--- Provided entries ---
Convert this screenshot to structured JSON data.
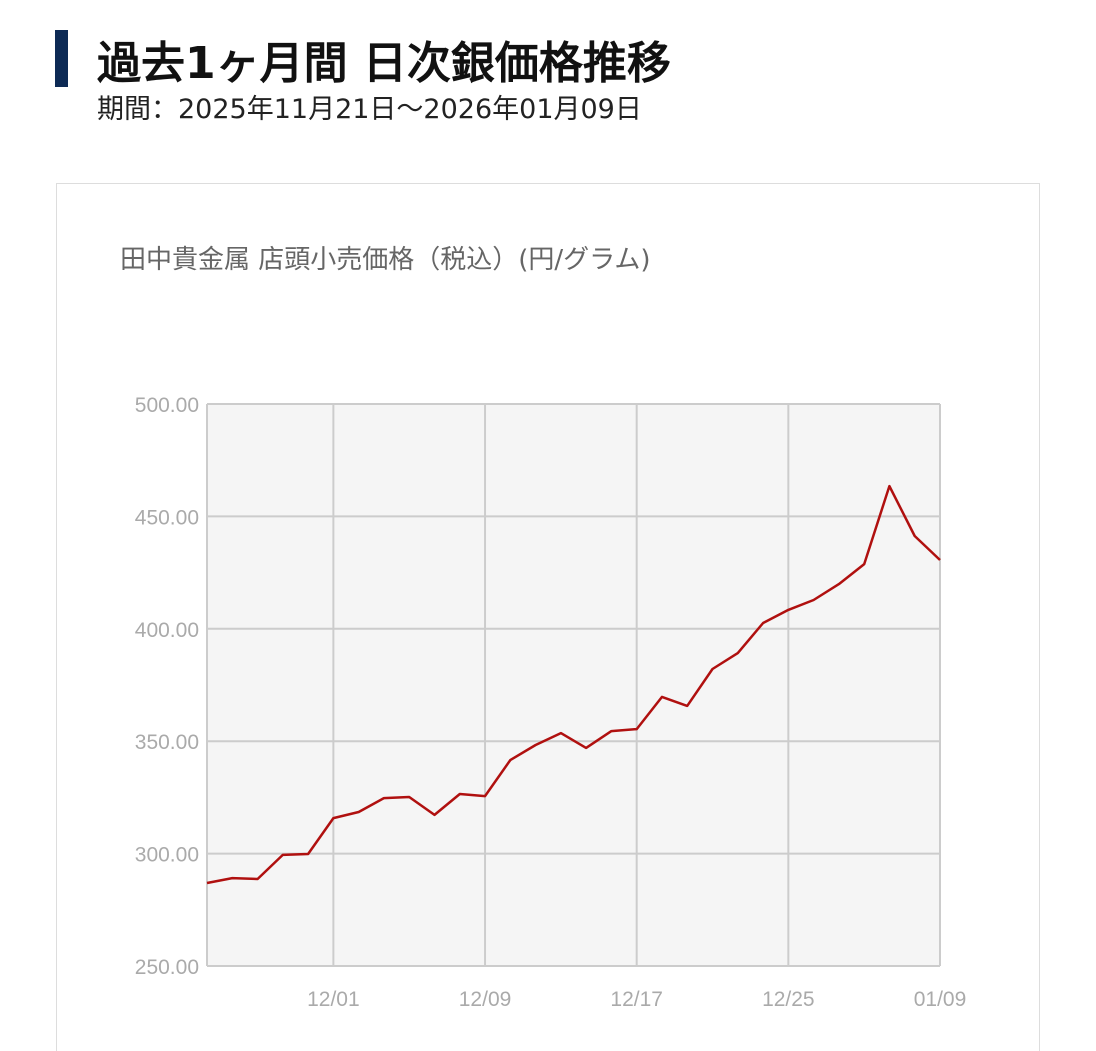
{
  "header": {
    "title": "過去1ヶ月間 日次銀価格推移",
    "period": "期間：2025年11月21日～2026年01月09日"
  },
  "chart_data": {
    "type": "line",
    "title": "田中貴金属 店頭小売価格（税込）(円/グラム)",
    "categories": [
      null,
      null,
      null,
      null,
      null,
      "12/01",
      null,
      null,
      null,
      null,
      null,
      "12/09",
      null,
      null,
      null,
      null,
      null,
      "12/17",
      null,
      null,
      null,
      null,
      null,
      "12/25",
      null,
      null,
      null,
      null,
      null,
      "01/09"
    ],
    "series": [
      {
        "name": "田中貴金属 店頭小売価格（税込）",
        "color": "#b0100f",
        "values": [
          286.9,
          289.1,
          288.7,
          299.4,
          299.8,
          315.8,
          318.5,
          324.7,
          325.2,
          317.2,
          326.5,
          325.6,
          341.6,
          348.3,
          353.6,
          347.0,
          354.5,
          355.4,
          369.7,
          365.7,
          382.1,
          389.2,
          402.6,
          408.4,
          412.8,
          419.9,
          428.8,
          463.5,
          441.3,
          430.6
        ]
      }
    ],
    "ylim": [
      250,
      500
    ],
    "yticks": [
      {
        "value": 250,
        "label": "250.00"
      },
      {
        "value": 300,
        "label": "300.00"
      },
      {
        "value": 350,
        "label": "350.00"
      },
      {
        "value": 400,
        "label": "400.00"
      },
      {
        "value": 450,
        "label": "450.00"
      },
      {
        "value": 500,
        "label": "500.00"
      }
    ],
    "grid": true
  }
}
---
*Prompt*:
Reproduce each line of the records exactly, and omit every picture.

*Finished answer*:
Convert this screenshot to structured JSON data.
{
  "header": {
    "title": "過去1ヶ月間 日次銀価格推移",
    "period": "期間：2025年11月21日～2026年01月09日"
  },
  "chart_data": {
    "type": "line",
    "title": "田中貴金属 店頭小売価格（税込）(円/グラム)",
    "categories": [
      null,
      null,
      null,
      null,
      null,
      "12/01",
      null,
      null,
      null,
      null,
      null,
      "12/09",
      null,
      null,
      null,
      null,
      null,
      "12/17",
      null,
      null,
      null,
      null,
      null,
      "12/25",
      null,
      null,
      null,
      null,
      null,
      "01/09"
    ],
    "series": [
      {
        "name": "田中貴金属 店頭小売価格（税込）",
        "color": "#b0100f",
        "values": [
          286.9,
          289.1,
          288.7,
          299.4,
          299.8,
          315.8,
          318.5,
          324.7,
          325.2,
          317.2,
          326.5,
          325.6,
          341.6,
          348.3,
          353.6,
          347.0,
          354.5,
          355.4,
          369.7,
          365.7,
          382.1,
          389.2,
          402.6,
          408.4,
          412.8,
          419.9,
          428.8,
          463.5,
          441.3,
          430.6
        ]
      }
    ],
    "ylim": [
      250,
      500
    ],
    "yticks": [
      {
        "value": 250,
        "label": "250.00"
      },
      {
        "value": 300,
        "label": "300.00"
      },
      {
        "value": 350,
        "label": "350.00"
      },
      {
        "value": 400,
        "label": "400.00"
      },
      {
        "value": 450,
        "label": "450.00"
      },
      {
        "value": 500,
        "label": "500.00"
      }
    ],
    "grid": true
  }
}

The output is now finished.